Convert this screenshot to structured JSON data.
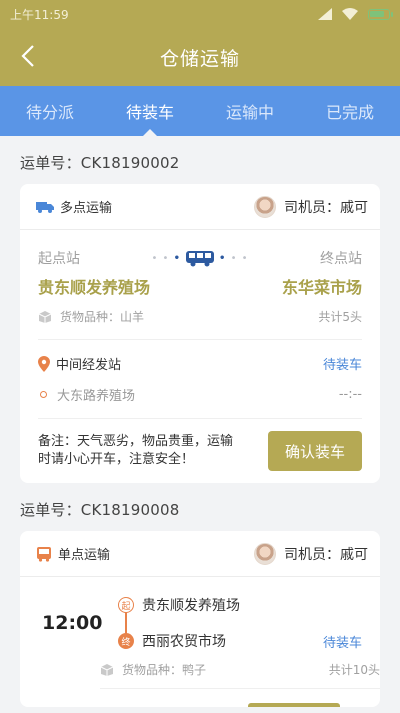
{
  "status_bar": {
    "time": "上午11:59"
  },
  "header": {
    "title": "仓储运输"
  },
  "tabs": [
    {
      "label": "待分派",
      "active": false
    },
    {
      "label": "待装车",
      "active": true
    },
    {
      "label": "运输中",
      "active": false
    },
    {
      "label": "已完成",
      "active": false
    }
  ],
  "orders": [
    {
      "order_no": "运单号：CK18190002",
      "type_label": "多点运输",
      "driver": "司机员：戚可",
      "start_label": "起点站",
      "end_label": "终点站",
      "start_place": "贵东顺发养殖场",
      "end_place": "东华菜市场",
      "cargo": "货物品种：山羊",
      "total": "共计5头",
      "mid_label": "中间经发站",
      "mid_status": "待装车",
      "mid_sub": "大东路养殖场",
      "mid_sub_value": "--:--",
      "note": "备注：天气恶劣，物品贵重，运输时请小心开车，注意安全！",
      "confirm_label": "确认装车"
    },
    {
      "order_no": "运单号：CK18190008",
      "type_label": "单点运输",
      "driver": "司机员：戚可",
      "time": "12:00",
      "start_badge": "起",
      "end_badge": "终",
      "start_place": "贵东顺发养殖场",
      "end_place": "西丽农贸市场",
      "status": "待装车",
      "cargo": "货物品种：鸭子",
      "total": "共计10头"
    }
  ],
  "colors": {
    "brand": "#b5a954",
    "tabbar": "#5a95e6",
    "accent_orange": "#e8824a",
    "link_blue": "#4a87d8"
  }
}
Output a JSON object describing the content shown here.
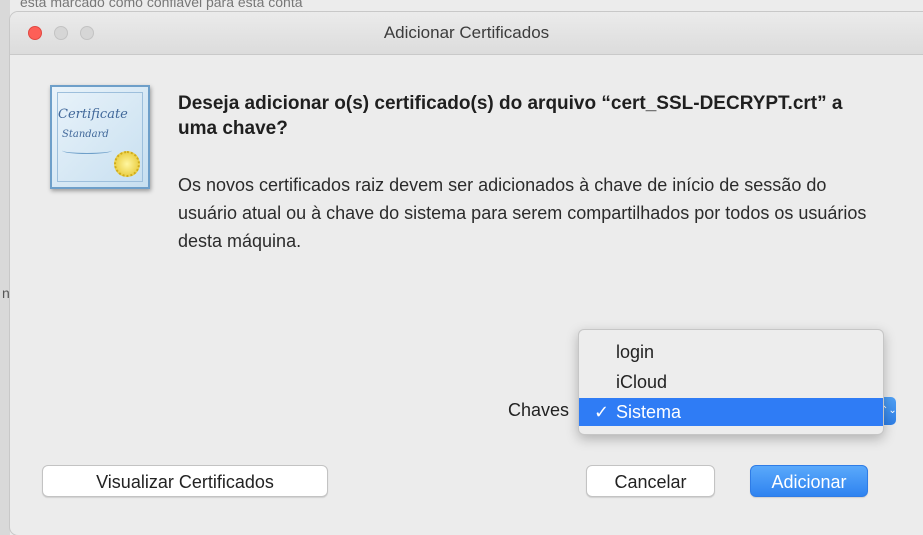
{
  "backdrop": {
    "top_text": "esta marcado como confiável para esta conta",
    "left_mark": "n"
  },
  "window": {
    "title": "Adicionar Certificados",
    "traffic_lights": [
      "close",
      "minimize",
      "zoom"
    ]
  },
  "icon": {
    "name": "certificate-icon",
    "line1": "Certificate",
    "line2": "Standard"
  },
  "dialog": {
    "heading": "Deseja adicionar o(s) certificado(s) do arquivo “cert_SSL-DECRYPT.crt” a uma chave?",
    "body": "Os novos certificados raiz devem ser adicionados à chave de início de sessão do usuário atual ou à chave do sistema para serem compartilhados por todos os usuários desta máquina."
  },
  "keychain": {
    "label": "Chaves",
    "options": [
      "login",
      "iCloud",
      "Sistema"
    ],
    "selected": "Sistema",
    "check_glyph": "✓",
    "arrows_glyph": "⌃⌄"
  },
  "buttons": {
    "view_certificates": "Visualizar Certificados",
    "cancel": "Cancelar",
    "add": "Adicionar"
  },
  "colors": {
    "accent": "#2f7cf5",
    "close": "#fd5f57",
    "window_bg": "#ececec"
  }
}
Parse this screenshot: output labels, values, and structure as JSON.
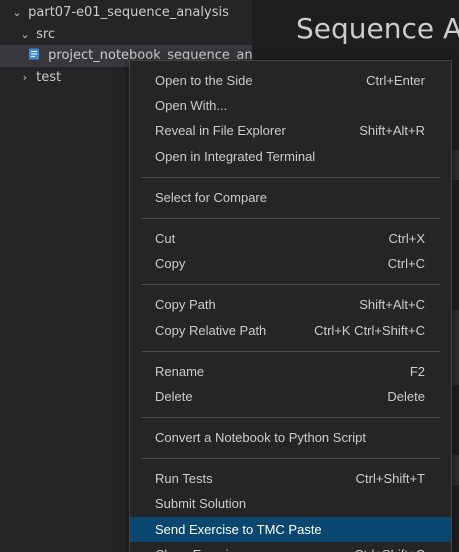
{
  "explorer": {
    "root_folder": "part07-e01_sequence_analysis",
    "src_folder": "src",
    "file_name": "project_notebook_sequence_analy...",
    "test_folder": "test"
  },
  "editor": {
    "title": "Sequence An"
  },
  "menu": {
    "items": [
      {
        "label": "Open to the Side",
        "shortcut": "Ctrl+Enter"
      },
      {
        "label": "Open With...",
        "shortcut": ""
      },
      {
        "label": "Reveal in File Explorer",
        "shortcut": "Shift+Alt+R"
      },
      {
        "label": "Open in Integrated Terminal",
        "shortcut": ""
      },
      {
        "label": "Select for Compare",
        "shortcut": ""
      },
      {
        "label": "Cut",
        "shortcut": "Ctrl+X"
      },
      {
        "label": "Copy",
        "shortcut": "Ctrl+C"
      },
      {
        "label": "Copy Path",
        "shortcut": "Shift+Alt+C"
      },
      {
        "label": "Copy Relative Path",
        "shortcut": "Ctrl+K Ctrl+Shift+C"
      },
      {
        "label": "Rename",
        "shortcut": "F2"
      },
      {
        "label": "Delete",
        "shortcut": "Delete"
      },
      {
        "label": "Convert a Notebook to Python Script",
        "shortcut": ""
      },
      {
        "label": "Run Tests",
        "shortcut": "Ctrl+Shift+T"
      },
      {
        "label": "Submit Solution",
        "shortcut": ""
      },
      {
        "label": "Send Exercise to TMC Paste",
        "shortcut": ""
      },
      {
        "label": "Clean Exercise",
        "shortcut": "Ctrl+Shift+C"
      }
    ]
  },
  "colors": {
    "menu_highlight": "#094771",
    "sidebar_bg": "#252526",
    "editor_bg": "#1e1e1e"
  }
}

※

» Written instruction
Without the pictures, copy the material exactly as given.

» Final result
Convert this screenshot to structured JSON data.
{
  "status_bar": {
    "time": "上午11:59"
  },
  "header": {
    "title": "仓储运输"
  },
  "tabs": [
    {
      "label": "待分派",
      "active": false
    },
    {
      "label": "待装车",
      "active": true
    },
    {
      "label": "运输中",
      "active": false
    },
    {
      "label": "已完成",
      "active": false
    }
  ],
  "orders": [
    {
      "order_no": "运单号：CK18190002",
      "type_label": "多点运输",
      "driver": "司机员：戚可",
      "start_label": "起点站",
      "end_label": "终点站",
      "start_place": "贵东顺发养殖场",
      "end_place": "东华菜市场",
      "cargo": "货物品种：山羊",
      "total": "共计5头",
      "mid_label": "中间经发站",
      "mid_status": "待装车",
      "mid_sub": "大东路养殖场",
      "mid_sub_value": "--:--",
      "note": "备注：天气恶劣，物品贵重，运输时请小心开车，注意安全！",
      "confirm_label": "确认装车"
    },
    {
      "order_no": "运单号：CK18190008",
      "type_label": "单点运输",
      "driver": "司机员：戚可",
      "time": "12:00",
      "start_badge": "起",
      "end_badge": "终",
      "start_place": "贵东顺发养殖场",
      "end_place": "西丽农贸市场",
      "status": "待装车",
      "cargo": "货物品种：鸭子",
      "total": "共计10头"
    }
  ],
  "colors": {
    "brand": "#b5a954",
    "tabbar": "#5a95e6",
    "accent_orange": "#e8824a",
    "link_blue": "#4a87d8"
  }
}
Output a JSON object describing the content shown here.
{
  "backdrop": {
    "top_text": "esta marcado como confiável para esta conta",
    "left_mark": "n"
  },
  "window": {
    "title": "Adicionar Certificados",
    "traffic_lights": [
      "close",
      "minimize",
      "zoom"
    ]
  },
  "icon": {
    "name": "certificate-icon",
    "line1": "Certificate",
    "line2": "Standard"
  },
  "dialog": {
    "heading": "Deseja adicionar o(s) certificado(s) do arquivo “cert_SSL-DECRYPT.crt” a uma chave?",
    "body": "Os novos certificados raiz devem ser adicionados à chave de início de sessão do usuário atual ou à chave do sistema para serem compartilhados por todos os usuários desta máquina."
  },
  "keychain": {
    "label": "Chaves",
    "options": [
      "login",
      "iCloud",
      "Sistema"
    ],
    "selected": "Sistema",
    "check_glyph": "✓",
    "arrows_glyph": "⌃⌄"
  },
  "buttons": {
    "view_certificates": "Visualizar Certificados",
    "cancel": "Cancelar",
    "add": "Adicionar"
  },
  "colors": {
    "accent": "#2f7cf5",
    "close": "#fd5f57",
    "window_bg": "#ececec"
  }
}
Parse this screenshot: output labels, values, and structure as JSON.
{
  "explorer": {
    "root_folder": "part07-e01_sequence_analysis",
    "src_folder": "src",
    "file_name": "project_notebook_sequence_analy...",
    "test_folder": "test"
  },
  "editor": {
    "title": "Sequence An"
  },
  "menu": {
    "items": [
      {
        "label": "Open to the Side",
        "shortcut": "Ctrl+Enter"
      },
      {
        "label": "Open With...",
        "shortcut": ""
      },
      {
        "label": "Reveal in File Explorer",
        "shortcut": "Shift+Alt+R"
      },
      {
        "label": "Open in Integrated Terminal",
        "shortcut": ""
      },
      {
        "label": "Select for Compare",
        "shortcut": ""
      },
      {
        "label": "Cut",
        "shortcut": "Ctrl+X"
      },
      {
        "label": "Copy",
        "shortcut": "Ctrl+C"
      },
      {
        "label": "Copy Path",
        "shortcut": "Shift+Alt+C"
      },
      {
        "label": "Copy Relative Path",
        "shortcut": "Ctrl+K Ctrl+Shift+C"
      },
      {
        "label": "Rename",
        "shortcut": "F2"
      },
      {
        "label": "Delete",
        "shortcut": "Delete"
      },
      {
        "label": "Convert a Notebook to Python Script",
        "shortcut": ""
      },
      {
        "label": "Run Tests",
        "shortcut": "Ctrl+Shift+T"
      },
      {
        "label": "Submit Solution",
        "shortcut": ""
      },
      {
        "label": "Send Exercise to TMC Paste",
        "shortcut": ""
      },
      {
        "label": "Clean Exercise",
        "shortcut": "Ctrl+Shift+C"
      }
    ]
  },
  "colors": {
    "menu_highlight": "#094771",
    "sidebar_bg": "#252526",
    "editor_bg": "#1e1e1e"
  }
}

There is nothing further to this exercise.